** START OF Given records **

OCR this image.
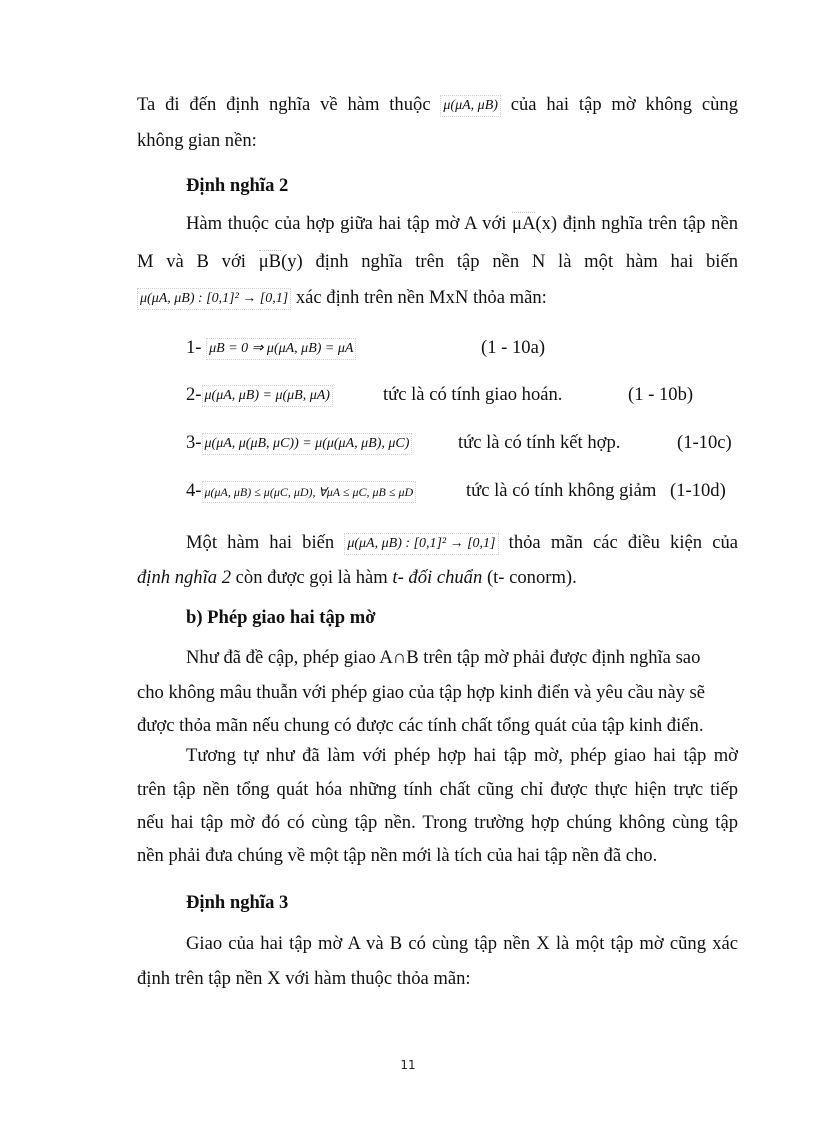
Ta đi đến định nghĩa về hàm thuộc μ(μA, μB) của hai tập mờ không cùng
không gian nền:
Định nghĩa 2
Hàm thuộc của hợp giữa hai tập mờ A với μA(x) định nghĩa trên tập nền
M và B với μB(y) định nghĩa trên tập nền N là một hàm hai biến
μ(μA, μB) : [0,1]² → [0,1] xác định trên nền MxN thỏa mãn:
1- μB = 0 ⇒ μ(μA, μB) = μA	(1 - 10a)
2- μ(μA, μB) = μ(μB, μA)	tức là có tính giao hoán.	(1 - 10b)
3- μ(μA, μ(μB, μC)) = μ(μ(μA, μB), μC)	tức là có tính kết hợp.	(1-10c)
4- μ(μA, μB) ≤ μ(μC, μD), ∀μA ≤ μC, μB ≤ μD	tức là có tính không giảm (1-10d)
Một hàm hai biến μ(μA, μB) : [0,1]² → [0,1] thỏa mãn các điều kiện của
định nghĩa 2 còn được gọi là hàm t- đối chuẩn (t- conorm).
b) Phép giao hai tập mờ
Như đã đề cập, phép giao A∩B trên tập mờ phải được định nghĩa sao
cho không mâu thuẫn với phép giao của tập hợp kinh điển và yêu cầu này sẽ
được thỏa mãn nếu chung có được các tính chất tổng quát của tập kinh điển.
Tương tự như đã làm với phép hợp hai tập mờ, phép giao hai tập mờ
trên tập nền tổng quát hóa những tính chất cũng chỉ được thực hiện trực tiếp
nếu hai tập mờ đó có cùng tập nền. Trong trường hợp chúng không cùng tập
nền phải đưa chúng về một tập nền mới là tích của hai tập nền đã cho.
Định nghĩa 3
Giao của hai tập mờ A và B có cùng tập nền X là một tập mờ cũng xác
định trên tập nền X với hàm thuộc thỏa mãn:
11
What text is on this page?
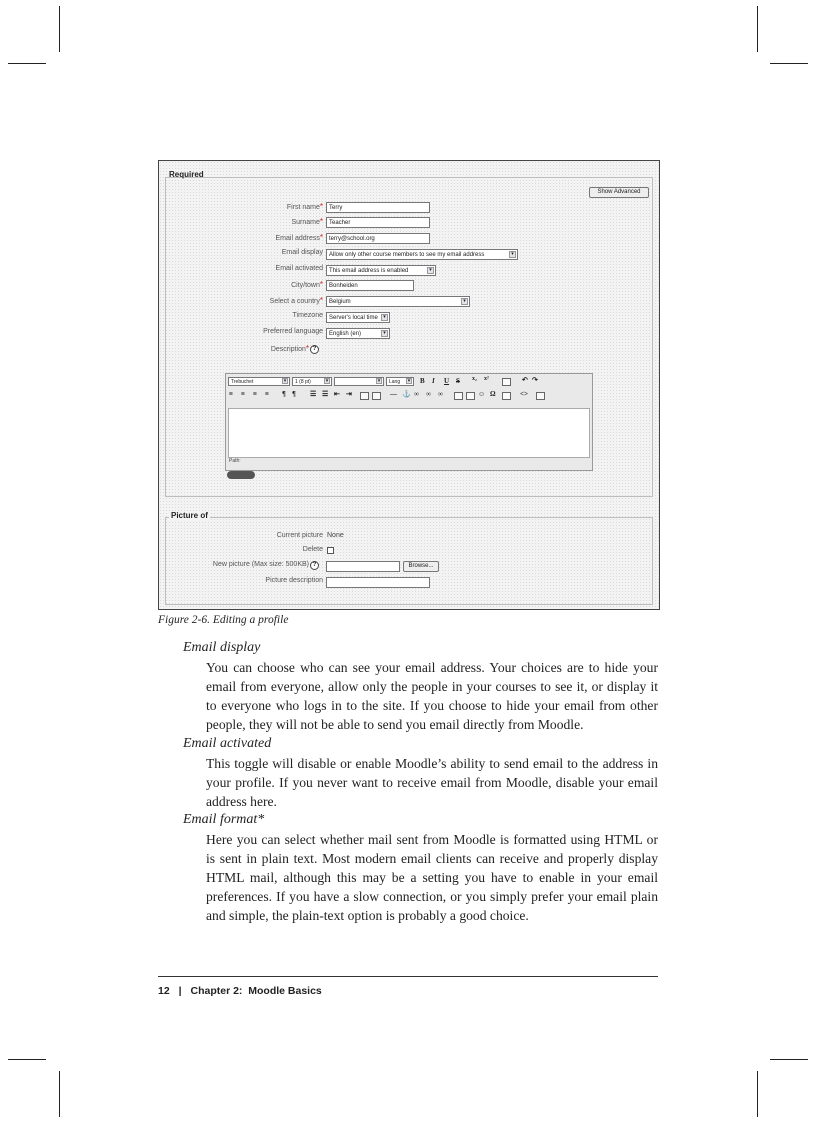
Required
Show Advanced
First name*	Terry
Surname*	Teacher
Email address*	terry@school.org
Email display	Allow only other course members to see my email address	▾
Email activated	This email address is enabled	▾
City/town*	Bonheiden
Select a country*	Belgium	▾
Timezone	Server's local time	▾
Preferred language	English (en)	▾
Description* ?
Trebuchet	▾	1 (8 pt)	▾	▾	Lang	▾ B I U S x₂ x²	↶ ↷
≡ ≡ ≡ ≡ ¶ ¶ ☰ ☰ ⇤ ⇥	— ⚓ ∞ ∞ ∞	☺ Ω	<>
Path:
Picture of
Current picture None
Delete
New picture (Max size: 500KB) ?	Browse...
Picture description
Figure 2-6. Editing a profile
Email display
You can choose who can see your email address. Your choices are to hide your email from everyone, allow only the people in your courses to see it, or display it to everyone who logs in to the site. If you choose to hide your email from other people, they will not be able to send you email directly from Moodle.
Email activated
This toggle will disable or enable Moodle’s ability to send email to the address in your profile. If you never want to receive email from Moodle, disable your email address here.
Email format*
Here you can select whether mail sent from Moodle is formatted using HTML or is sent in plain text. Most modern email clients can receive and properly display HTML mail, although this may be a setting you have to enable in your email preferences. If you have a slow connection, or you simply prefer your email plain and simple, the plain-text option is probably a good choice.
12 | Chapter 2:  Moodle Basics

** END OF Given records **

▶ [Aim] Set down the lines of the records above exactly, apart from the pictures.

▶ [Task output]
OCR this image.
Ta đi đến định nghĩa về hàm thuộc μ(μA, μB) của hai tập mờ không cùng
không gian nền:
Định nghĩa 2
Hàm thuộc của hợp giữa hai tập mờ A với μA(x) định nghĩa trên tập nền
M và B với μB(y) định nghĩa trên tập nền N là một hàm hai biến
μ(μA, μB) : [0,1]² → [0,1] xác định trên nền MxN thỏa mãn:
1- μB = 0 ⇒ μ(μA, μB) = μA	(1 - 10a)
2- μ(μA, μB) = μ(μB, μA)	tức là có tính giao hoán.	(1 - 10b)
3- μ(μA, μ(μB, μC)) = μ(μ(μA, μB), μC)	tức là có tính kết hợp.	(1-10c)
4- μ(μA, μB) ≤ μ(μC, μD), ∀μA ≤ μC, μB ≤ μD	tức là có tính không giảm (1-10d)
Một hàm hai biến μ(μA, μB) : [0,1]² → [0,1] thỏa mãn các điều kiện của
định nghĩa 2 còn được gọi là hàm t- đối chuẩn (t- conorm).
b) Phép giao hai tập mờ
Như đã đề cập, phép giao A∩B trên tập mờ phải được định nghĩa sao
cho không mâu thuẫn với phép giao của tập hợp kinh điển và yêu cầu này sẽ
được thỏa mãn nếu chung có được các tính chất tổng quát của tập kinh điển.
Tương tự như đã làm với phép hợp hai tập mờ, phép giao hai tập mờ
trên tập nền tổng quát hóa những tính chất cũng chỉ được thực hiện trực tiếp
nếu hai tập mờ đó có cùng tập nền. Trong trường hợp chúng không cùng tập
nền phải đưa chúng về một tập nền mới là tích của hai tập nền đã cho.
Định nghĩa 3
Giao của hai tập mờ A và B có cùng tập nền X là một tập mờ cũng xác
định trên tập nền X với hàm thuộc thỏa mãn:
11
What text is on this page?
Required
Show Advanced
First name*	Terry
Surname*	Teacher
Email address*	terry@school.org
Email display	Allow only other course members to see my email address	▾
Email activated	This email address is enabled	▾
City/town*	Bonheiden
Select a country*	Belgium	▾
Timezone	Server's local time	▾
Preferred language	English (en)	▾
Description* ?
Trebuchet	▾	1 (8 pt)	▾	▾	Lang	▾ B I U S x₂ x²	↶ ↷
≡ ≡ ≡ ≡ ¶ ¶ ☰ ☰ ⇤ ⇥	— ⚓ ∞ ∞ ∞	☺ Ω	<>
Path:
Picture of
Current picture None
Delete
New picture (Max size: 500KB) ?	Browse...
Picture description
Figure 2-6. Editing a profile
Email display
You can choose who can see your email address. Your choices are to hide your email from everyone, allow only the people in your courses to see it, or display it to everyone who logs in to the site. If you choose to hide your email from other people, they will not be able to send you email directly from Moodle.
Email activated
This toggle will disable or enable Moodle’s ability to send email to the address in your profile. If you never want to receive email from Moodle, disable your email address here.
Email format*
Here you can select whether mail sent from Moodle is formatted using HTML or is sent in plain text. Most modern email clients can receive and properly display HTML mail, although this may be a setting you have to enable in your email preferences. If you have a slow connection, or you simply prefer your email plain and simple, the plain-text option is probably a good choice.
12 | Chapter 2:  Moodle Basics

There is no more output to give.